Dataset items:

•••••

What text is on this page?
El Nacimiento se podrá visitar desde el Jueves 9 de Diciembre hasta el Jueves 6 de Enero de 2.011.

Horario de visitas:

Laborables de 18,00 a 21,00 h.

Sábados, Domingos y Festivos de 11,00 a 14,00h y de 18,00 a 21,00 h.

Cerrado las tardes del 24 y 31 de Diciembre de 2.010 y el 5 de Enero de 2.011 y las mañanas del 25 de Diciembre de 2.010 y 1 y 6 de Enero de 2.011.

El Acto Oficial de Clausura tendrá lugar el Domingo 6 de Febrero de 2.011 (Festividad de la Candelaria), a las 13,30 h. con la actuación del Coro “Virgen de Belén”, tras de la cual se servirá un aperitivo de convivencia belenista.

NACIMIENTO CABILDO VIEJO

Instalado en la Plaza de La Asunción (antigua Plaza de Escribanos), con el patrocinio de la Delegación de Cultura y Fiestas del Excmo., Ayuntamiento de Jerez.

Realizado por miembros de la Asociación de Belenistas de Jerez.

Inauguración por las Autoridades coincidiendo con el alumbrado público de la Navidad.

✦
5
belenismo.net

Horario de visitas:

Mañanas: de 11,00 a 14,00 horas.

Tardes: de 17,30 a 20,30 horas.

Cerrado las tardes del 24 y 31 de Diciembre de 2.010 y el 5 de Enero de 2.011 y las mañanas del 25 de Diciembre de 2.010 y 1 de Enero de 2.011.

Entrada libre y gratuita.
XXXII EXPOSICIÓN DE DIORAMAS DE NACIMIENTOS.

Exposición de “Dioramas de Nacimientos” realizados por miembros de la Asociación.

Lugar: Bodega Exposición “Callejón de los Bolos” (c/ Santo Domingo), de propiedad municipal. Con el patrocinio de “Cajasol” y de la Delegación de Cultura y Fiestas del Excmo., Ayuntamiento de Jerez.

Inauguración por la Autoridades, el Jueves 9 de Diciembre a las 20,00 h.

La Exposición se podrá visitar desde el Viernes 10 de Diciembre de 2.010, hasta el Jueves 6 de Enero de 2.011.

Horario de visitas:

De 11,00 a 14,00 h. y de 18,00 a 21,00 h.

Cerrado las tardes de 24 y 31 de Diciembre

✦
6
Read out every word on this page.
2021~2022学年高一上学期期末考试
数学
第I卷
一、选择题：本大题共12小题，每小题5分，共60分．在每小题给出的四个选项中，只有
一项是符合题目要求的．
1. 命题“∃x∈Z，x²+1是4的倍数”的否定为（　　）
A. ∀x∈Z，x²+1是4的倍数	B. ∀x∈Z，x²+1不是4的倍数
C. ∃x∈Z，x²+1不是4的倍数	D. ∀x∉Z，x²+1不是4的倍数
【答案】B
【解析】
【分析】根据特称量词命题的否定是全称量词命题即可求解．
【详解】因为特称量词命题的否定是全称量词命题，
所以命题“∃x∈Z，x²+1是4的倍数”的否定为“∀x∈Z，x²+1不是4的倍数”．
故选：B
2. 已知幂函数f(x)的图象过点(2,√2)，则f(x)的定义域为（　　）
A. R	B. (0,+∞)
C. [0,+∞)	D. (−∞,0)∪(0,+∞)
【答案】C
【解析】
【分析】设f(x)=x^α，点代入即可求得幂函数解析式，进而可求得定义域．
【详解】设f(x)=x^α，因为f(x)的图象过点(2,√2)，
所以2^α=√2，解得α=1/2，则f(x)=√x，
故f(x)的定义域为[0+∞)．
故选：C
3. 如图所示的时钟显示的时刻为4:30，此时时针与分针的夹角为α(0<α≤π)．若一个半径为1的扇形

•••••

Extract every line from the one containing "Read out every word on this page." to the end of the entries, including both of those lines, exactly as given and with nothing added.

ANSWER FOR THIS EXERCISE:
Read out every word on this page.
2021~2022学年高一上学期期末考试
数学
第I卷
一、选择题：本大题共12小题，每小题5分，共60分．在每小题给出的四个选项中，只有
一项是符合题目要求的．
1. 命题“∃x∈Z，x²+1是4的倍数”的否定为（　　）
A. ∀x∈Z，x²+1是4的倍数	B. ∀x∈Z，x²+1不是4的倍数
C. ∃x∈Z，x²+1不是4的倍数	D. ∀x∉Z，x²+1不是4的倍数
【答案】B
【解析】
【分析】根据特称量词命题的否定是全称量词命题即可求解．
【详解】因为特称量词命题的否定是全称量词命题，
所以命题“∃x∈Z，x²+1是4的倍数”的否定为“∀x∈Z，x²+1不是4的倍数”．
故选：B
2. 已知幂函数f(x)的图象过点(2,√2)，则f(x)的定义域为（　　）
A. R	B. (0,+∞)
C. [0,+∞)	D. (−∞,0)∪(0,+∞)
【答案】C
【解析】
【分析】设f(x)=x^α，点代入即可求得幂函数解析式，进而可求得定义域．
【详解】设f(x)=x^α，因为f(x)的图象过点(2,√2)，
所以2^α=√2，解得α=1/2，则f(x)=√x，
故f(x)的定义域为[0+∞)．
故选：C
3. 如图所示的时钟显示的时刻为4:30，此时时针与分针的夹角为α(0<α≤π)．若一个半径为1的扇形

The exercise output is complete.